• **THE PROBLEM**: Repeat the data that follows, word for word, without the images.

• **GIVEN INFORMATION**:

□ □ □

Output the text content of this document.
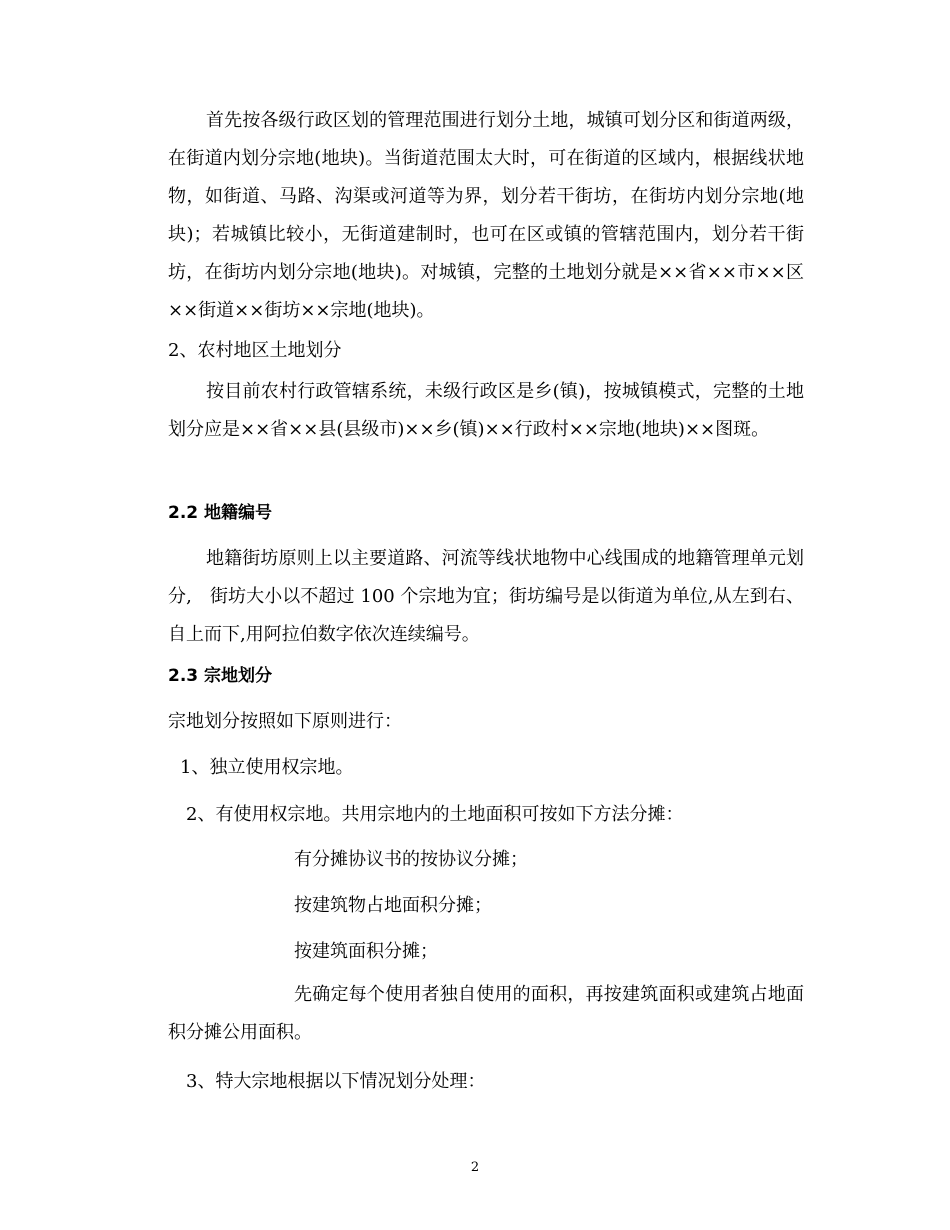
首先按各级行政区划的管理范围进行划分土地，城镇可划分区和街道两级，在街道内划分宗地(地块)。当街道范围太大时，可在街道的区域内，根据线状地物，如街道、马路、沟渠或河道等为界，划分若干街坊，在街坊内划分宗地(地块)；若城镇比较小，无街道建制时，也可在区或镇的管辖范围内，划分若干街坊，在街坊内划分宗地(地块)。对城镇，完整的土地划分就是××省××市××区××街道××街坊××宗地(地块)。

2、农村地区土地划分

按目前农村行政管辖系统，未级行政区是乡(镇)，按城镇模式，完整的土地划分应是××省××县(县级市)××乡(镇)××行政村××宗地(地块)××图斑。

2.2 地籍编号

地籍街坊原则上以主要道路、河流等线状地物中心线围成的地籍管理单元划分,　街坊大小以不超过 100 个宗地为宜；街坊编号是以街道为单位,从左到右、自上而下,用阿拉伯数字依次连续编号。

2.3 宗地划分

宗地划分按照如下原则进行：

1、独立使用权宗地。

2、有使用权宗地。共用宗地内的土地面积可按如下方法分摊：

有分摊协议书的按协议分摊；

按建筑物占地面积分摊；

按建筑面积分摊；

先确定每个使用者独自使用的面积，再按建筑面积或建筑占地面积分摊公用面积。

3、特大宗地根据以下情况划分处理：

2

□ □ □

• **ANSWER FOR THE TASK**:
Output the text content of this document.
首先按各级行政区划的管理范围进行划分土地，城镇可划分区和街道两级，在街道内划分宗地(地块)。当街道范围太大时，可在街道的区域内，根据线状地物，如街道、马路、沟渠或河道等为界，划分若干街坊，在街坊内划分宗地(地块)；若城镇比较小，无街道建制时，也可在区或镇的管辖范围内，划分若干街坊，在街坊内划分宗地(地块)。对城镇，完整的土地划分就是××省××市××区××街道××街坊××宗地(地块)。

2、农村地区土地划分

按目前农村行政管辖系统，未级行政区是乡(镇)，按城镇模式，完整的土地划分应是××省××县(县级市)××乡(镇)××行政村××宗地(地块)××图斑。

2.2 地籍编号

地籍街坊原则上以主要道路、河流等线状地物中心线围成的地籍管理单元划分,　街坊大小以不超过 100 个宗地为宜；街坊编号是以街道为单位,从左到右、自上而下,用阿拉伯数字依次连续编号。

2.3 宗地划分

宗地划分按照如下原则进行：

1、独立使用权宗地。

2、有使用权宗地。共用宗地内的土地面积可按如下方法分摊：

有分摊协议书的按协议分摊；

按建筑物占地面积分摊；

按建筑面积分摊；

先确定每个使用者独自使用的面积，再按建筑面积或建筑占地面积分摊公用面积。

3、特大宗地根据以下情况划分处理：

2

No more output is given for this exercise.